Objective —
Using the entries that follow, collect the lines where the word "roasting" appears.

— begin Exercise inputs —

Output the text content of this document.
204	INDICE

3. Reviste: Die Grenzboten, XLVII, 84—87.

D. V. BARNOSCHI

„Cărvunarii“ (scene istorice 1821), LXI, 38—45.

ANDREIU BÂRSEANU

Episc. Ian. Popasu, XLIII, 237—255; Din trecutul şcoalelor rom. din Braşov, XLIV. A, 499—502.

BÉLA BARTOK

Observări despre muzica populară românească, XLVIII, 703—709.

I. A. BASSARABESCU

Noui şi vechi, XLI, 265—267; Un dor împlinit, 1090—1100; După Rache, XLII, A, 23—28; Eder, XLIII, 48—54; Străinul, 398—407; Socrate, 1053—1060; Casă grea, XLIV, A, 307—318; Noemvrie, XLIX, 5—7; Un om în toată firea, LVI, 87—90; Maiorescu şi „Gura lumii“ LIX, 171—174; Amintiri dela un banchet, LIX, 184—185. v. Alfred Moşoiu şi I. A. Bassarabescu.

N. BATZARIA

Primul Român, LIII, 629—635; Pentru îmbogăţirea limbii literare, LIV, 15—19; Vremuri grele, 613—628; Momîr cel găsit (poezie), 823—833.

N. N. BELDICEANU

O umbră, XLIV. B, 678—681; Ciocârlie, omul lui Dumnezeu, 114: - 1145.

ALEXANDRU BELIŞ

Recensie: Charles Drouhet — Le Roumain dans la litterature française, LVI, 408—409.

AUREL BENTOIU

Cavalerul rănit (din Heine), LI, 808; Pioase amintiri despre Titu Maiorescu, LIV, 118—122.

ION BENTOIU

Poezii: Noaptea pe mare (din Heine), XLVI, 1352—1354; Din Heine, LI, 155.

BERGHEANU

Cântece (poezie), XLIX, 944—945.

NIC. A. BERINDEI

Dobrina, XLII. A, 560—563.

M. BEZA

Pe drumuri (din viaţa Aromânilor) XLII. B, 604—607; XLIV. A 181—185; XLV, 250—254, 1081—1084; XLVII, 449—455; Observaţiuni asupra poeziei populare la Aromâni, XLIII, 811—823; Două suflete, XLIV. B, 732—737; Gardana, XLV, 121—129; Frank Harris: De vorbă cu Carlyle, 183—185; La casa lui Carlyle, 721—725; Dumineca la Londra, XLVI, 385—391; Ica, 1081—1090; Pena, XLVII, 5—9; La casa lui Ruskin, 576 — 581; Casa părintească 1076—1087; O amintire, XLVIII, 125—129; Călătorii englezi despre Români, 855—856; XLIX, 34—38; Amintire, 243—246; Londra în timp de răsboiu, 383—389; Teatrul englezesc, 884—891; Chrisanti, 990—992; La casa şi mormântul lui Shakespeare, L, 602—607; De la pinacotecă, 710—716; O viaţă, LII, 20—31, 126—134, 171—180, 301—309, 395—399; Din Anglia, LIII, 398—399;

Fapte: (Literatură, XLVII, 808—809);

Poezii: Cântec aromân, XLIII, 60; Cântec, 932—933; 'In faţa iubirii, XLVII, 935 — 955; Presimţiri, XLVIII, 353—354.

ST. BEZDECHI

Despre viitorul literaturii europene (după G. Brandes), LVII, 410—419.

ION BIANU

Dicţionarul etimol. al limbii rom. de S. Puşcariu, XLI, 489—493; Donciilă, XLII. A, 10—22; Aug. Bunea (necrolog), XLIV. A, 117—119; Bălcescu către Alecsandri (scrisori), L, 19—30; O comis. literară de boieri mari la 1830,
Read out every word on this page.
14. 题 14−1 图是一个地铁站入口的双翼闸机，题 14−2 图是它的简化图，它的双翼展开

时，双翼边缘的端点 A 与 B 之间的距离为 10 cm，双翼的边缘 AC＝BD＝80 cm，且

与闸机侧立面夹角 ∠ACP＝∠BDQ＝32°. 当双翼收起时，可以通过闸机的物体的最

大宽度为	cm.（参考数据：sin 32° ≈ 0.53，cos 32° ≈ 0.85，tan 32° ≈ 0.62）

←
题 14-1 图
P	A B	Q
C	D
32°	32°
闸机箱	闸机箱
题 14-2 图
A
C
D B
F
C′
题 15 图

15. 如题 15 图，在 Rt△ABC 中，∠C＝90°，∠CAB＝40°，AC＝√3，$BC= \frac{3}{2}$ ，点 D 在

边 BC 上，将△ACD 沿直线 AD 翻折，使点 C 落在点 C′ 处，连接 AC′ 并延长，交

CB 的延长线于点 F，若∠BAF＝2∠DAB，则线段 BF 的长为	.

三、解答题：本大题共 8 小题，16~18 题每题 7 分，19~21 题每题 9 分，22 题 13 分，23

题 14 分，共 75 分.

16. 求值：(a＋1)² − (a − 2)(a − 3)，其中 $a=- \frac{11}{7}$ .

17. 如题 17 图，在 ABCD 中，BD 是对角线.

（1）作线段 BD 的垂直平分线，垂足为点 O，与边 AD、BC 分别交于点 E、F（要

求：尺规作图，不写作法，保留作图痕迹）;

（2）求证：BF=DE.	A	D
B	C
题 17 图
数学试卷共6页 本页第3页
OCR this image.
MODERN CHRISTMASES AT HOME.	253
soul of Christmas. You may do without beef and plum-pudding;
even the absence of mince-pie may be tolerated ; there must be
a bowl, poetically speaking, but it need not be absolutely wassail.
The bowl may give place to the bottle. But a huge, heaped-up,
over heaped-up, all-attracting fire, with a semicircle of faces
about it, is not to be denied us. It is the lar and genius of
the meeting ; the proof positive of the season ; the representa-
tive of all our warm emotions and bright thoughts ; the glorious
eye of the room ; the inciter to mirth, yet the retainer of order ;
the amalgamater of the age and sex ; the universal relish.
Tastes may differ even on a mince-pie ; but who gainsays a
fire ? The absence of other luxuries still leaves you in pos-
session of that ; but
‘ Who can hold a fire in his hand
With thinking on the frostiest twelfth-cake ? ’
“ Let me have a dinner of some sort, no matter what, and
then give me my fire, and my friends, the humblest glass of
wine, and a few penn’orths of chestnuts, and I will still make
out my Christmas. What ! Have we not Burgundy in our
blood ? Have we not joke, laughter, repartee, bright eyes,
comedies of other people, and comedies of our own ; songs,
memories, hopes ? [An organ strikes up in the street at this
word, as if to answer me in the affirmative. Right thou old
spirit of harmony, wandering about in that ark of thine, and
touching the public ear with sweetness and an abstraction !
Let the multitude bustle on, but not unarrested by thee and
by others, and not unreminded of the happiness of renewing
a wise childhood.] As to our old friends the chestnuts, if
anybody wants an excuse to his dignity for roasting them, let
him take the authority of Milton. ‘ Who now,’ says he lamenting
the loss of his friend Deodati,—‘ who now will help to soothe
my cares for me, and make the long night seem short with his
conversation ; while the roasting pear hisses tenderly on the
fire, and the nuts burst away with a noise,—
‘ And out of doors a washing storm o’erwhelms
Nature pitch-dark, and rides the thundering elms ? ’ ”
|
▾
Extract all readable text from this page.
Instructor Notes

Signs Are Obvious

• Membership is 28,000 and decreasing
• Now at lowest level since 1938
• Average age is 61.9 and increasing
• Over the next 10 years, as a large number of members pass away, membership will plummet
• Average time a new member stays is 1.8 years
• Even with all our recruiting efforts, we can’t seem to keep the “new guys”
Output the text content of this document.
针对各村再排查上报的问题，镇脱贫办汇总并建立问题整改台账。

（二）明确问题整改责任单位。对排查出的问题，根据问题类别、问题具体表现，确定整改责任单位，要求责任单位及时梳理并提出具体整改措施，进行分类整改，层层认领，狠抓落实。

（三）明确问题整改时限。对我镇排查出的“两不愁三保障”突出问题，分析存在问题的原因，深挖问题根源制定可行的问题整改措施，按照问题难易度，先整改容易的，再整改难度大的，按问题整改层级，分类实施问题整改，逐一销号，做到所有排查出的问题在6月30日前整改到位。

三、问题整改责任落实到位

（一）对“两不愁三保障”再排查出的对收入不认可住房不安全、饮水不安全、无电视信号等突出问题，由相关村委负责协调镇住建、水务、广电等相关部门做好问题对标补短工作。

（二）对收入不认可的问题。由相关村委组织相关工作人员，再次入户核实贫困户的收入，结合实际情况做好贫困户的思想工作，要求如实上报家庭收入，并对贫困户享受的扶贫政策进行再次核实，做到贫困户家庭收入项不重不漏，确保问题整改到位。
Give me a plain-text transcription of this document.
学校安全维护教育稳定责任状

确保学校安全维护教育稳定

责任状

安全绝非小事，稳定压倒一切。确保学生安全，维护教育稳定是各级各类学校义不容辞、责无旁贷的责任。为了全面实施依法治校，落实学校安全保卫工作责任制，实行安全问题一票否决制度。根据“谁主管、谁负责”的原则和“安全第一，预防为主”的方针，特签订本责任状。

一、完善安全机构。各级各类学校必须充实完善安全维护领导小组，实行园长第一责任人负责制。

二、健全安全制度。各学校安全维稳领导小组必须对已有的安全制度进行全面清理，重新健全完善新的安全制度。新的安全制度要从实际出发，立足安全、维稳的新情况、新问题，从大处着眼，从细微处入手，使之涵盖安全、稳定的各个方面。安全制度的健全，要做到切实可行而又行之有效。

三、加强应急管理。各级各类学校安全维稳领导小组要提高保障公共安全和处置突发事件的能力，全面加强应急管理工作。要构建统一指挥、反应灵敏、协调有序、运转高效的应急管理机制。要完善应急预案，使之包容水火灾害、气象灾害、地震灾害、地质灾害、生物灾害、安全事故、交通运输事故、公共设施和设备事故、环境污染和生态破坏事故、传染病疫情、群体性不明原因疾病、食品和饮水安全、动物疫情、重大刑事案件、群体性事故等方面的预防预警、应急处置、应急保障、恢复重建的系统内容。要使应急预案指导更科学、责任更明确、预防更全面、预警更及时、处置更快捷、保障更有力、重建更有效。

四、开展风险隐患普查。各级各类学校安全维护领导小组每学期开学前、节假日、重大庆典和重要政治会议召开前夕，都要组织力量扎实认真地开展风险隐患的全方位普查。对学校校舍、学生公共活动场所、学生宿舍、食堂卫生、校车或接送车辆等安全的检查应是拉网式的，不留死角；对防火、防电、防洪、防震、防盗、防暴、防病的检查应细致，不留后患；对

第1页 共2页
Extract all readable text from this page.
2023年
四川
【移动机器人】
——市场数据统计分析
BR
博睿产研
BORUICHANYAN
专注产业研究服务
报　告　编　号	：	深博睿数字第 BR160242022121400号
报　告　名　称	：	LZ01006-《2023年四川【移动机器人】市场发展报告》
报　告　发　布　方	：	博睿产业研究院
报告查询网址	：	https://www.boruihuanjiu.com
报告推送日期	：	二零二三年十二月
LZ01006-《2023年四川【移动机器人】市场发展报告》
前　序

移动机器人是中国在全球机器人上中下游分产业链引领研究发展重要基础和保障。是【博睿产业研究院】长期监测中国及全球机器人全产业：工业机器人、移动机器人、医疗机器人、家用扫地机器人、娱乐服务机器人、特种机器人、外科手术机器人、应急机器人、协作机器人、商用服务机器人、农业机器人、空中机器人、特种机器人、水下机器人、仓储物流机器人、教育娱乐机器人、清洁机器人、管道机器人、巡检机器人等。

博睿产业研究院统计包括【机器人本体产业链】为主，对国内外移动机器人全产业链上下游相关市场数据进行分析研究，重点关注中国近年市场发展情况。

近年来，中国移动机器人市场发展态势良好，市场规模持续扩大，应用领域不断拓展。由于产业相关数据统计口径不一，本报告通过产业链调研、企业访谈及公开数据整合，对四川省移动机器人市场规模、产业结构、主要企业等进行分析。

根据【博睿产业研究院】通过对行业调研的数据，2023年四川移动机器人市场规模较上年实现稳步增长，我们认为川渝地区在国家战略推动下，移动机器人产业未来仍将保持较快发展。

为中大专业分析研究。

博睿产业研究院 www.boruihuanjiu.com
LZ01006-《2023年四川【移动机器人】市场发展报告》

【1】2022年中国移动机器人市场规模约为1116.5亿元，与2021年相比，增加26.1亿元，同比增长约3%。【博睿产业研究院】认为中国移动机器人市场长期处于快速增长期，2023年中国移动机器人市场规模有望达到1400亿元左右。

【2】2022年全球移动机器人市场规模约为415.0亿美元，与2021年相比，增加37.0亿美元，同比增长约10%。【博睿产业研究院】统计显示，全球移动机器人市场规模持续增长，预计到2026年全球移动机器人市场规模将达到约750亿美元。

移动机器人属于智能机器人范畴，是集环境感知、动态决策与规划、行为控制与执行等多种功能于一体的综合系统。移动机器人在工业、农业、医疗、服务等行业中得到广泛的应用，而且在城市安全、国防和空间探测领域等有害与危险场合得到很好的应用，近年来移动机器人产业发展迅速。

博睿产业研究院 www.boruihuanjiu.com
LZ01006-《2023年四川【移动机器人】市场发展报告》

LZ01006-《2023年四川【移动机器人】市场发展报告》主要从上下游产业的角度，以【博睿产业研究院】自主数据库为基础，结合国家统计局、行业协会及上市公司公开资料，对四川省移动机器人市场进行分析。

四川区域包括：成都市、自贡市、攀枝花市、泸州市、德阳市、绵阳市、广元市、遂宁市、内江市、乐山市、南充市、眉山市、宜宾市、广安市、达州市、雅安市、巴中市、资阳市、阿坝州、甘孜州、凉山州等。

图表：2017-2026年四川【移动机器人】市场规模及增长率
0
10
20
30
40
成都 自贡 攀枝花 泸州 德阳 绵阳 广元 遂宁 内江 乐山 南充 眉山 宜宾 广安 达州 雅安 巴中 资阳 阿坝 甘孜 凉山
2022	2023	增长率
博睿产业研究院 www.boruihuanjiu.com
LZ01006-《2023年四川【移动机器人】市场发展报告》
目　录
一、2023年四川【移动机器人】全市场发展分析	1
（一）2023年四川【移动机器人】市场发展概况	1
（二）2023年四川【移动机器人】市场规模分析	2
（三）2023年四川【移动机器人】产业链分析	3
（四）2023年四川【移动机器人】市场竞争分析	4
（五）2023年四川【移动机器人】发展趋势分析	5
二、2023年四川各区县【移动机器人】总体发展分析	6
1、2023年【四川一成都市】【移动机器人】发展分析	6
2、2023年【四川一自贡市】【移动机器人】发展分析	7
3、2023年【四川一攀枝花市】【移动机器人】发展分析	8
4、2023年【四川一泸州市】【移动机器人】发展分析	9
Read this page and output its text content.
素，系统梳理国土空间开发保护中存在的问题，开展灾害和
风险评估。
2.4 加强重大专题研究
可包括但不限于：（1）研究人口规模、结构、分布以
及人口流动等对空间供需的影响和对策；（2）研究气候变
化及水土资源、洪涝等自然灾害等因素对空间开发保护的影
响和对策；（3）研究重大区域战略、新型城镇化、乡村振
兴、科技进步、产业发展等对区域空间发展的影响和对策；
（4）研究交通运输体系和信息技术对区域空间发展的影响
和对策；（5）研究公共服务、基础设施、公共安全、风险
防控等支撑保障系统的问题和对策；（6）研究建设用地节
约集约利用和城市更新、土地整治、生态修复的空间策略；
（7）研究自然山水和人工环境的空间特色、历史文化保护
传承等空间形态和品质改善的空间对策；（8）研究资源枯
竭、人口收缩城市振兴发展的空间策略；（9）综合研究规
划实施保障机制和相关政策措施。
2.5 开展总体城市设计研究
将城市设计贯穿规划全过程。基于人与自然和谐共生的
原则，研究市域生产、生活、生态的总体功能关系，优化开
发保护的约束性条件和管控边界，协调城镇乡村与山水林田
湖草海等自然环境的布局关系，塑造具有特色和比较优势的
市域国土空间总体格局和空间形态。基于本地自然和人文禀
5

— end Exercise inputs —

Final answer —
anybody wants an excuse to his dignity for roasting them, let
conversation ; while the roasting pear hisses tenderly on the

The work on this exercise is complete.